> **TASK**:
Pull out every line below containing the word "Wooden".

> **AVAILABLE DATA**:
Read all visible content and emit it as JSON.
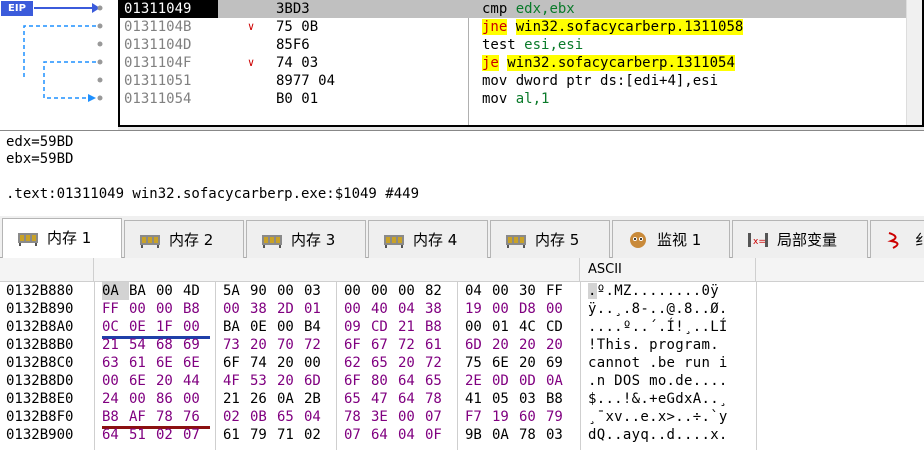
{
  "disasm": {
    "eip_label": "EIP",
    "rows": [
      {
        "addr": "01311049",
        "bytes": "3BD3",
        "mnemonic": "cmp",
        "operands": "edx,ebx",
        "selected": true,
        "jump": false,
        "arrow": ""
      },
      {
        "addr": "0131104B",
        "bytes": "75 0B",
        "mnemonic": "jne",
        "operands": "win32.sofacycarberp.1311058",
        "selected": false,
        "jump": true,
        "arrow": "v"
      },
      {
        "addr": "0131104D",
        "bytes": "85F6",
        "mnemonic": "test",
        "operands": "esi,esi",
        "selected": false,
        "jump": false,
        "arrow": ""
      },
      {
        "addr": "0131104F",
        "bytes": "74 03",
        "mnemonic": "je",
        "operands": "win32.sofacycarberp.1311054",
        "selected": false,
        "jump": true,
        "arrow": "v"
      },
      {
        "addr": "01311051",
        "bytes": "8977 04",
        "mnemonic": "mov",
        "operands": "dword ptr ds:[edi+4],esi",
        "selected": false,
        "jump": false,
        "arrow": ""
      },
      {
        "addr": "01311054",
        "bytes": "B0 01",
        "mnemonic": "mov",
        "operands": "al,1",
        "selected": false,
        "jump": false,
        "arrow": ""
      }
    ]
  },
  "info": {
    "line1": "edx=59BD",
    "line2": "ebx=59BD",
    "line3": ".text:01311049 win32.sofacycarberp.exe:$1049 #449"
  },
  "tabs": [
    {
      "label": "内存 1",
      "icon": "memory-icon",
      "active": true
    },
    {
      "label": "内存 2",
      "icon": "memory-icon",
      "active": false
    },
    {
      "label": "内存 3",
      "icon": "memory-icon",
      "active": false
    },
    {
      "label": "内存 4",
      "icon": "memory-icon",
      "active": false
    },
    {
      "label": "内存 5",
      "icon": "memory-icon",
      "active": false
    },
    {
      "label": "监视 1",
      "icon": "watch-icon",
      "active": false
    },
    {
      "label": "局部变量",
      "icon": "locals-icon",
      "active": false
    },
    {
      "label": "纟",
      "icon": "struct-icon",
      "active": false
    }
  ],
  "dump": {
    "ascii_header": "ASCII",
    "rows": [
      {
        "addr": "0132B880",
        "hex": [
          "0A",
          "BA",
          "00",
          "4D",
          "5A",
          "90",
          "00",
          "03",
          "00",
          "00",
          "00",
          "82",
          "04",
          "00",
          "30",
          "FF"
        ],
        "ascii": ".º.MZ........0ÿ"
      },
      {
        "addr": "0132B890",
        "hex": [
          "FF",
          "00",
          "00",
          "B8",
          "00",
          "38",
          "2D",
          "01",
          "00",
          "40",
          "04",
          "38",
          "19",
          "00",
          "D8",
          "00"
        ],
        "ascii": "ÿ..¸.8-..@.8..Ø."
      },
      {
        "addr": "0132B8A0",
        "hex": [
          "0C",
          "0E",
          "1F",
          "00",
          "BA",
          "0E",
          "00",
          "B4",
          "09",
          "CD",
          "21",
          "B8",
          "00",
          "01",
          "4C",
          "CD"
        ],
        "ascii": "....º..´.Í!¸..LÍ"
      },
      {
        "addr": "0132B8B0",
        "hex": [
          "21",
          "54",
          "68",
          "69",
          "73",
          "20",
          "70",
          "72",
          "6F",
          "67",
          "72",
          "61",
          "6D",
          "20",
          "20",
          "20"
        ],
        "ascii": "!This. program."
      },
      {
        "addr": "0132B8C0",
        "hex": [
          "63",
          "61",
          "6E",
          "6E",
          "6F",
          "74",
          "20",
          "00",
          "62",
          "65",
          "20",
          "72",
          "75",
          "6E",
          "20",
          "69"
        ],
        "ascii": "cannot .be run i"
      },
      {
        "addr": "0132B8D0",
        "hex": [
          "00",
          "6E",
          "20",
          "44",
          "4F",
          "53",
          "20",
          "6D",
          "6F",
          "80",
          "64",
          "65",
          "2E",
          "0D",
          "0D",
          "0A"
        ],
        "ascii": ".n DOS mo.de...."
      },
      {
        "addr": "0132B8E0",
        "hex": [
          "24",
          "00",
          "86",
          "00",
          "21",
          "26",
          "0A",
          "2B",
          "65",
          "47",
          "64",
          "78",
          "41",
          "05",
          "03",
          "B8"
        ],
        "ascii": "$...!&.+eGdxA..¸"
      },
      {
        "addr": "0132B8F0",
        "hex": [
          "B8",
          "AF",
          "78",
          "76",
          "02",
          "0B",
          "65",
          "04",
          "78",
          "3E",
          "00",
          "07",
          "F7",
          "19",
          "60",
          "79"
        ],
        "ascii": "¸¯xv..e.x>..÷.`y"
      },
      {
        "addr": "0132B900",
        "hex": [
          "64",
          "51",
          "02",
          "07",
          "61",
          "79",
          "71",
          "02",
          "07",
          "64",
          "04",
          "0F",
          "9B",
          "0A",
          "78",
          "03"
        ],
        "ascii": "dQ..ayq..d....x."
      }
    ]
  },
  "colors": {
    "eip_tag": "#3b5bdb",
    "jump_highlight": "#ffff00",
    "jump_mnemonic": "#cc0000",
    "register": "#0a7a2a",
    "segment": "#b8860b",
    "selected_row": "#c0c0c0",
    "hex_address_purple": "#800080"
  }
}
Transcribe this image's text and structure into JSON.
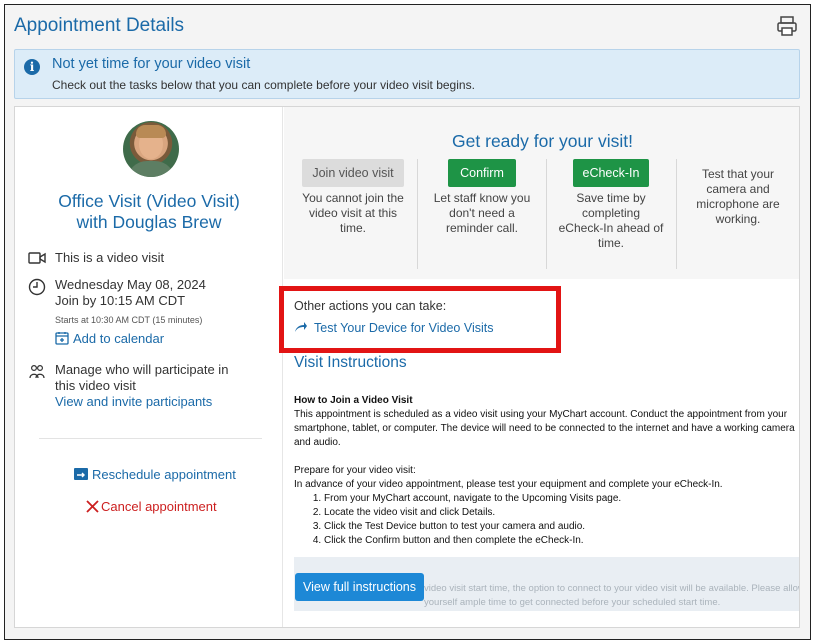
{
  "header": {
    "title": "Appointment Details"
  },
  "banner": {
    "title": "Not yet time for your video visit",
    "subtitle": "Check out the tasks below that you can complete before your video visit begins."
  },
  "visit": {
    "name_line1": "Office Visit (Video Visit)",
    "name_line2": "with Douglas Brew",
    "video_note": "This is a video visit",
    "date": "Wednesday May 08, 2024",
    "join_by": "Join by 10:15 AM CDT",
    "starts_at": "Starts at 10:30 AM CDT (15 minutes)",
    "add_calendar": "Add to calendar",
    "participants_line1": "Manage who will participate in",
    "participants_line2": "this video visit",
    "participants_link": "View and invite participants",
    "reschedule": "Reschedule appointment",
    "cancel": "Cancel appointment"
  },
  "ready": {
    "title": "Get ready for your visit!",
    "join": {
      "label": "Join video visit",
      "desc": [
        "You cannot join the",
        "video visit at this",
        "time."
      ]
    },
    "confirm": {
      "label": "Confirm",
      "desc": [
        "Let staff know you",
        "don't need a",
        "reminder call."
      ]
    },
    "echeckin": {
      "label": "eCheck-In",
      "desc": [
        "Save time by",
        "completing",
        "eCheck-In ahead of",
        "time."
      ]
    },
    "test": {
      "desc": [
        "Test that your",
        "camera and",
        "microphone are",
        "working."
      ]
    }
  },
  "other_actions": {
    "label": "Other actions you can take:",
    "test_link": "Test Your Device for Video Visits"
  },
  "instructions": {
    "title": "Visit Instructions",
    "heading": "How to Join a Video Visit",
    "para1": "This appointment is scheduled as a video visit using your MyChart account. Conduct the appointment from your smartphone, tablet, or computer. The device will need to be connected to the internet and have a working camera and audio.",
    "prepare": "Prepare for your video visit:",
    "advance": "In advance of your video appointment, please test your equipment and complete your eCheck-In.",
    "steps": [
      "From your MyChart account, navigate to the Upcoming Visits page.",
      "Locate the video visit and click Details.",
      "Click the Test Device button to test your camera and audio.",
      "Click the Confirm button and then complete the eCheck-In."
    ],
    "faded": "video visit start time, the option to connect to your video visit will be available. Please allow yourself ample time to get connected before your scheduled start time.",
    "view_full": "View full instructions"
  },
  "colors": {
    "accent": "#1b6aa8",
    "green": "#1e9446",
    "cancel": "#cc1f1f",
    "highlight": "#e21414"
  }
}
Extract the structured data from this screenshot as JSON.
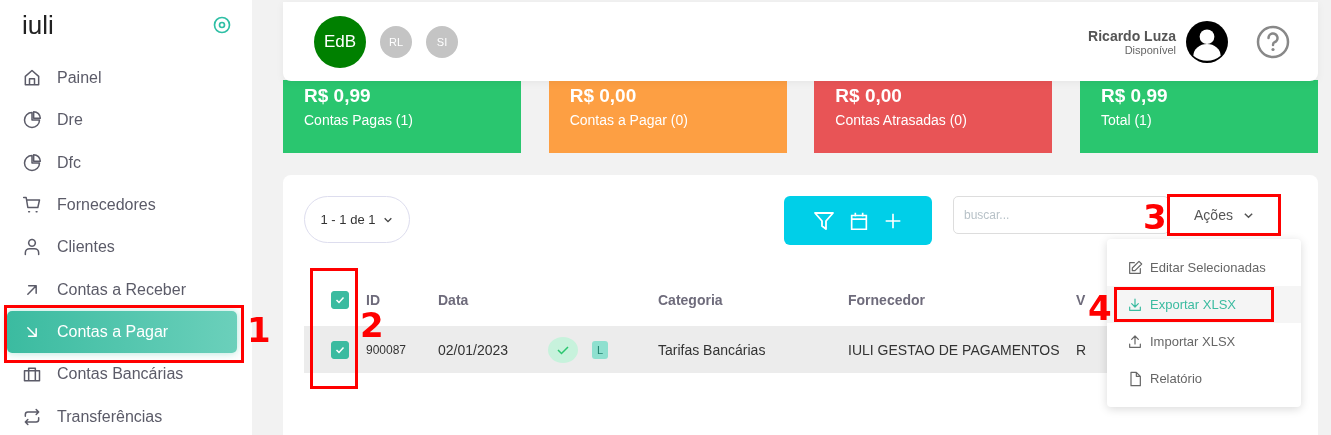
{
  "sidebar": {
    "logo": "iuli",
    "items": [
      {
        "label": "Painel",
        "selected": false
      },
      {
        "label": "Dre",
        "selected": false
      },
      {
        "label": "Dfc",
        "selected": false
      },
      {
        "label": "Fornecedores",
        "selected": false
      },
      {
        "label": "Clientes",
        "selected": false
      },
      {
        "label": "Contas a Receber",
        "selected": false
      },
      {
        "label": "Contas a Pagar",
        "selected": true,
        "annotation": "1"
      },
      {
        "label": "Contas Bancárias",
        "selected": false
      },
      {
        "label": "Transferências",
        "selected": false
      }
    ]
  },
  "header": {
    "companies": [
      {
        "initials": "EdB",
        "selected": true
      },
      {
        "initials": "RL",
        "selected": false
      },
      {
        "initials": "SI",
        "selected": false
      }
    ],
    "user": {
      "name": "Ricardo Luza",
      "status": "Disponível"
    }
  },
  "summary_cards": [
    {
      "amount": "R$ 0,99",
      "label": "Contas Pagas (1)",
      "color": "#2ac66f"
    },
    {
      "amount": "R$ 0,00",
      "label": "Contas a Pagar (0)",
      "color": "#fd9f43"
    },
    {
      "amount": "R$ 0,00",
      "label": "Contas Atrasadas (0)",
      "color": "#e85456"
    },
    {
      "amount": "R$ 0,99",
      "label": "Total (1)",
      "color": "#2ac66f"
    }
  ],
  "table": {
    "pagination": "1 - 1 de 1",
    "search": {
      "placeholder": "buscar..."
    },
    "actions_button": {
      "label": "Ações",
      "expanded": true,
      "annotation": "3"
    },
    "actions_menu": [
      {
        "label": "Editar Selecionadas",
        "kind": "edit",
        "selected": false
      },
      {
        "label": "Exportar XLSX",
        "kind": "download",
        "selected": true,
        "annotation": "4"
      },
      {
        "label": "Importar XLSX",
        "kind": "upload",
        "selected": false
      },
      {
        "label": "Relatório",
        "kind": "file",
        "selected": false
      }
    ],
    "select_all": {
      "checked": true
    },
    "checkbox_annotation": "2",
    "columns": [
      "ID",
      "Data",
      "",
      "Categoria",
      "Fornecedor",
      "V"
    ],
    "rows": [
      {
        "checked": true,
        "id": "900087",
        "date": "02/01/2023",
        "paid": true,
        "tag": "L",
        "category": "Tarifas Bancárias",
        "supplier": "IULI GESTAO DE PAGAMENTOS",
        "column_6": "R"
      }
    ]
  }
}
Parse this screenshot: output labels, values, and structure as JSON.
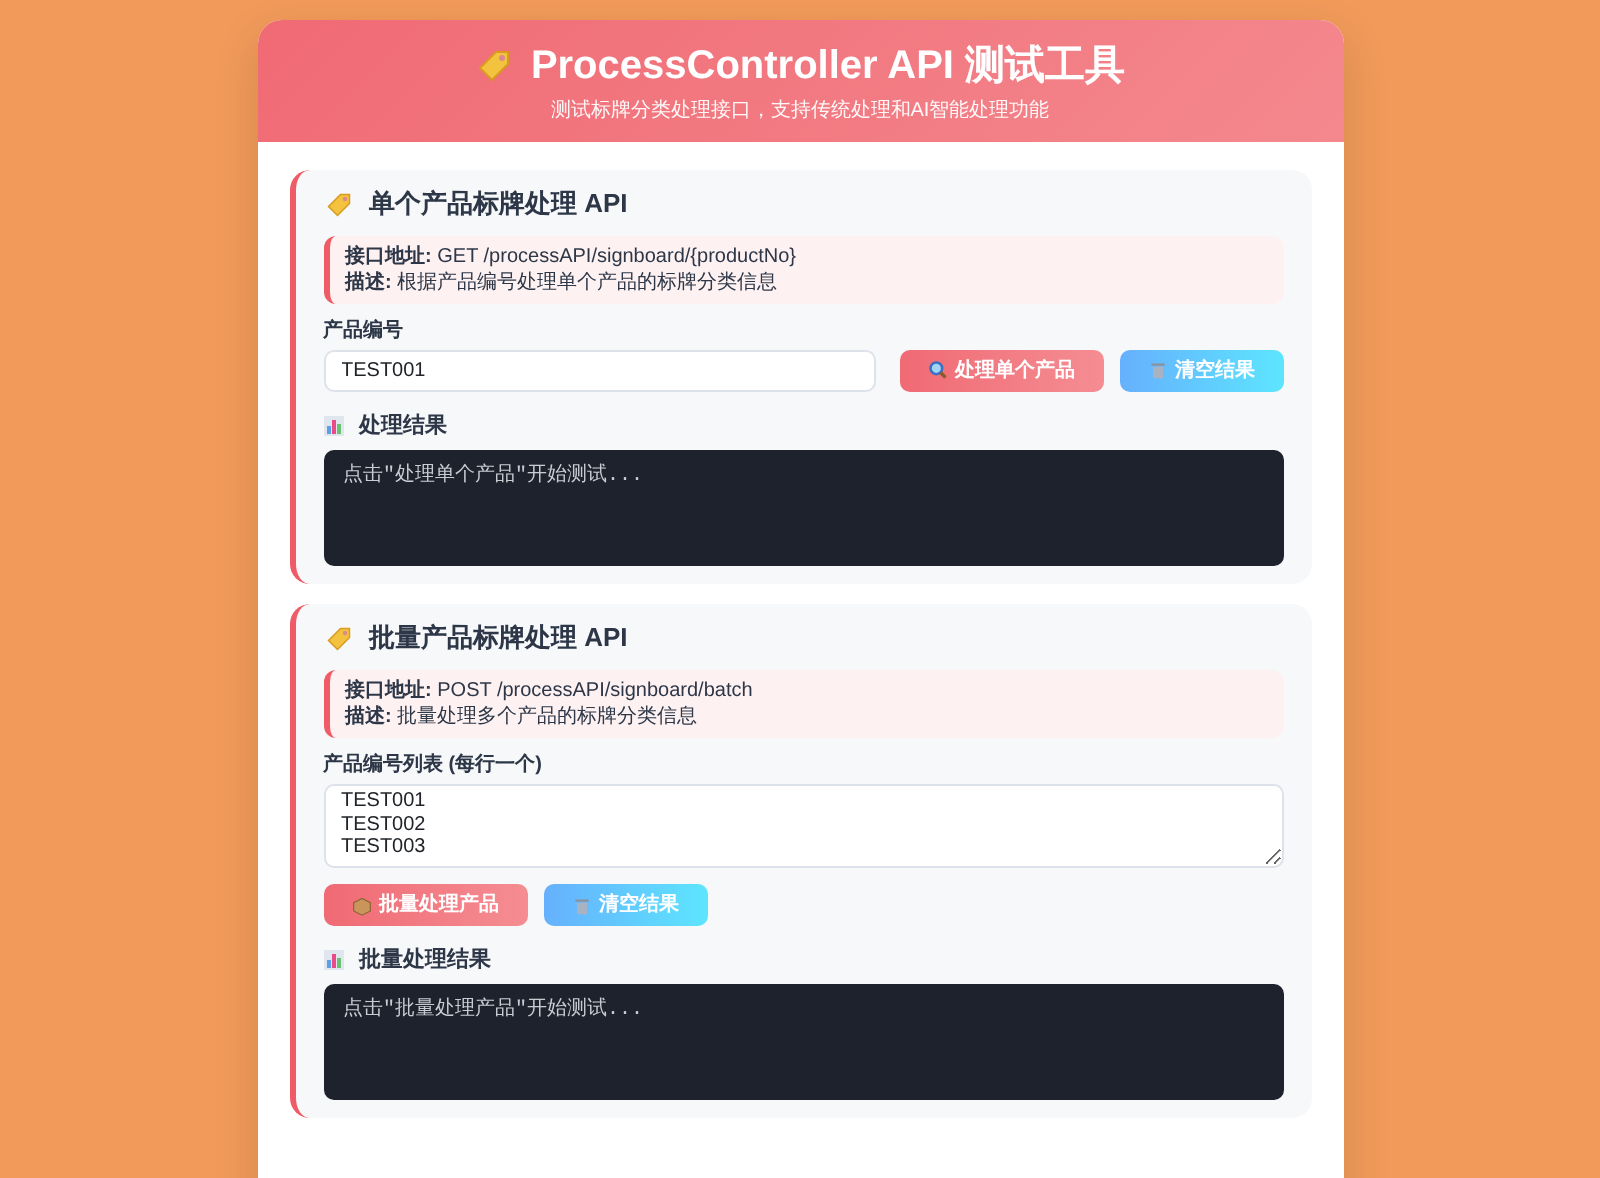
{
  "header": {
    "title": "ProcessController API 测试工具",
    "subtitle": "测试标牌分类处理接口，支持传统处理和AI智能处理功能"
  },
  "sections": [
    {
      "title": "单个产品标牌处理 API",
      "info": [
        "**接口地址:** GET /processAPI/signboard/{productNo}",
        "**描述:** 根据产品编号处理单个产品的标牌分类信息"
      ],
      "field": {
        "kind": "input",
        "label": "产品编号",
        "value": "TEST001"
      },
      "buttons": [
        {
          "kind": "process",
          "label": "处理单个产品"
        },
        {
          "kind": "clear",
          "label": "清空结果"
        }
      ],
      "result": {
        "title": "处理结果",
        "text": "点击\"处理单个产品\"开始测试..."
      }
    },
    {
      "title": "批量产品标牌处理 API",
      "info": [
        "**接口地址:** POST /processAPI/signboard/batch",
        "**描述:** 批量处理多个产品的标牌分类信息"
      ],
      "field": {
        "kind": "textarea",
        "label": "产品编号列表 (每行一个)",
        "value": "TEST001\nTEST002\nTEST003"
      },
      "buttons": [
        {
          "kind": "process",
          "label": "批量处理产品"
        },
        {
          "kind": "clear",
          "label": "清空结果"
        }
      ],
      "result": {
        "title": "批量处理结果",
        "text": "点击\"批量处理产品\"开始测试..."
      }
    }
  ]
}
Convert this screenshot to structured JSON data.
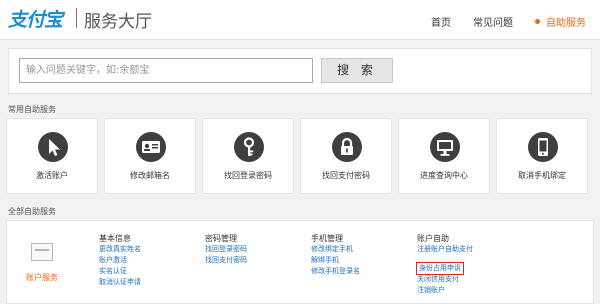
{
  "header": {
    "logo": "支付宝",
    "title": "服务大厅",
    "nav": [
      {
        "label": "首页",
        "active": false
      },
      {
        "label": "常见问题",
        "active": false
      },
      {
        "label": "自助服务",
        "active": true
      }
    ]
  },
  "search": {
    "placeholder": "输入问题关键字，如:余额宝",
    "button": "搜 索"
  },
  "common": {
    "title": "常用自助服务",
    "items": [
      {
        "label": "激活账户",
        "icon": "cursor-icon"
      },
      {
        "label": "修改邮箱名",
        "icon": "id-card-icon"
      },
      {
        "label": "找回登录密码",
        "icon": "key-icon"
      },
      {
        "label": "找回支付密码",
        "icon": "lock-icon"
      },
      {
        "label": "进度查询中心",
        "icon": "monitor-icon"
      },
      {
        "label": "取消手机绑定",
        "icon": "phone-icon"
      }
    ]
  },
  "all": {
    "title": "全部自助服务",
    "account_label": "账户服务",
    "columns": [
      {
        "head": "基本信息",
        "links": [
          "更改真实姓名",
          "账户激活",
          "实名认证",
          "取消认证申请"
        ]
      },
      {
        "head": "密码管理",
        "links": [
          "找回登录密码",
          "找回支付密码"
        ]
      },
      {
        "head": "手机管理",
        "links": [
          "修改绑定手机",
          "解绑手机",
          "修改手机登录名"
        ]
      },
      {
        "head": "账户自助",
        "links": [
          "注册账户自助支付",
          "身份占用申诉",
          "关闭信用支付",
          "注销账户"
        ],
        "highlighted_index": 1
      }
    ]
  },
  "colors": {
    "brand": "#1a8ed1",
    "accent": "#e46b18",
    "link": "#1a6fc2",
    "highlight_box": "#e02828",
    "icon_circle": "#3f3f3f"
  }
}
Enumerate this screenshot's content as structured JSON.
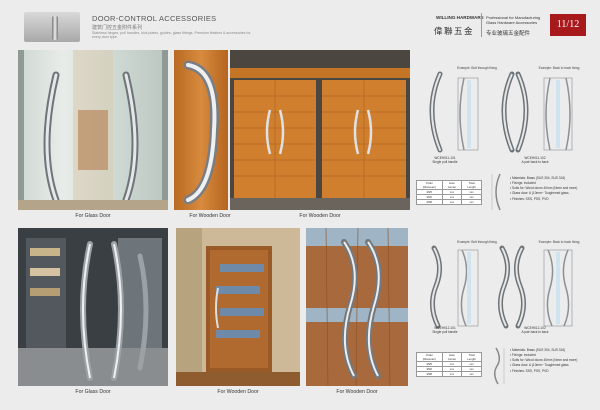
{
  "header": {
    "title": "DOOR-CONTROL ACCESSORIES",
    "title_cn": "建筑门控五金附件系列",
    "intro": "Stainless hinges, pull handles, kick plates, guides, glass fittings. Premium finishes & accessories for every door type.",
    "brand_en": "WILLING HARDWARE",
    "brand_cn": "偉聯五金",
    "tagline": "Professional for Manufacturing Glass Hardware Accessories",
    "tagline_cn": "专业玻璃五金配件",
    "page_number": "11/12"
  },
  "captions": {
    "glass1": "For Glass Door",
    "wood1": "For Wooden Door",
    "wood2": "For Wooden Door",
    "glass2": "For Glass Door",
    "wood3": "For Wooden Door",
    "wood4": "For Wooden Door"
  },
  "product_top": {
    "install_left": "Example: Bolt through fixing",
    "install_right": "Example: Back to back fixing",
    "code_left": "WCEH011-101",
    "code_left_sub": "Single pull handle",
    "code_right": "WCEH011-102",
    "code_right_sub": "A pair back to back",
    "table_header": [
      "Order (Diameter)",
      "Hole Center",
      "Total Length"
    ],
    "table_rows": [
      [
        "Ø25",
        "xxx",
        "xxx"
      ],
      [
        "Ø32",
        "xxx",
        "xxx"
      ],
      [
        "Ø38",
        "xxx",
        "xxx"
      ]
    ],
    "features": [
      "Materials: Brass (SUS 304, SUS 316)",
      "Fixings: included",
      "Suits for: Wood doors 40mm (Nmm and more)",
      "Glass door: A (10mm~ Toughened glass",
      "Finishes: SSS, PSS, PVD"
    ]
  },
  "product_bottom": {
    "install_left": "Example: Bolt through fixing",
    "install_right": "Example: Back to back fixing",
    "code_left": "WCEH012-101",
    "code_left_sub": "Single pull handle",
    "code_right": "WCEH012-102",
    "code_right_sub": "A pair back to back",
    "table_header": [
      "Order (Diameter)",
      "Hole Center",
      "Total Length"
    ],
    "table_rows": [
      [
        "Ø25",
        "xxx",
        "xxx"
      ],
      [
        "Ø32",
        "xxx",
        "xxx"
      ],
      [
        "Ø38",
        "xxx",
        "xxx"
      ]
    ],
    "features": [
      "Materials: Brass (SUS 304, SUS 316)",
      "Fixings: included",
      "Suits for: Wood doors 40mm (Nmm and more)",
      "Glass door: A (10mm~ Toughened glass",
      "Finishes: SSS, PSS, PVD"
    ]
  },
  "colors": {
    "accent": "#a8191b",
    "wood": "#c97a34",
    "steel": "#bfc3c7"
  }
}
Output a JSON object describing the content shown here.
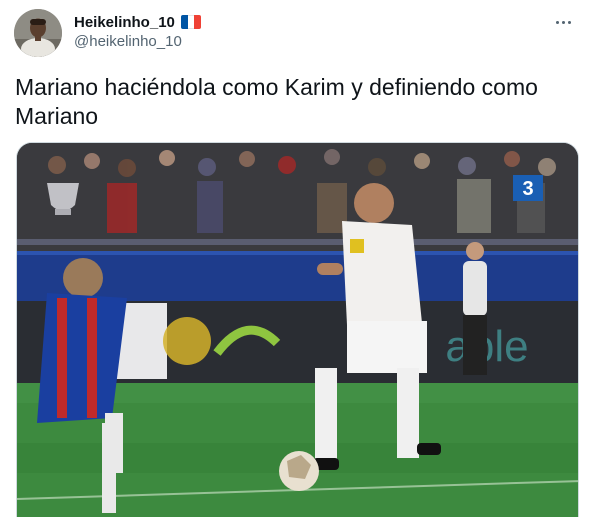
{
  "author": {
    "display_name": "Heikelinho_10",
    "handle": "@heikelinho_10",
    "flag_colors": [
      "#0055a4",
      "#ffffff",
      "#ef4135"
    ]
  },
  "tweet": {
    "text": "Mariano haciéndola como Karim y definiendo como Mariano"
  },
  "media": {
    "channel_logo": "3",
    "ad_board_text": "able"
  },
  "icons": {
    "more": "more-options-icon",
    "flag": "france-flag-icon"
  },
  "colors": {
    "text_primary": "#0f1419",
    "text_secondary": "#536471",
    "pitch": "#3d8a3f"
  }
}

> **OUTPUT FOR THIS EXERCISE**:
    "wood1": "For Wooden Door",
    "wood2": "For Wooden Door",
    "wood3": "For Wooden Door",
    "wood4": "For Wooden Door"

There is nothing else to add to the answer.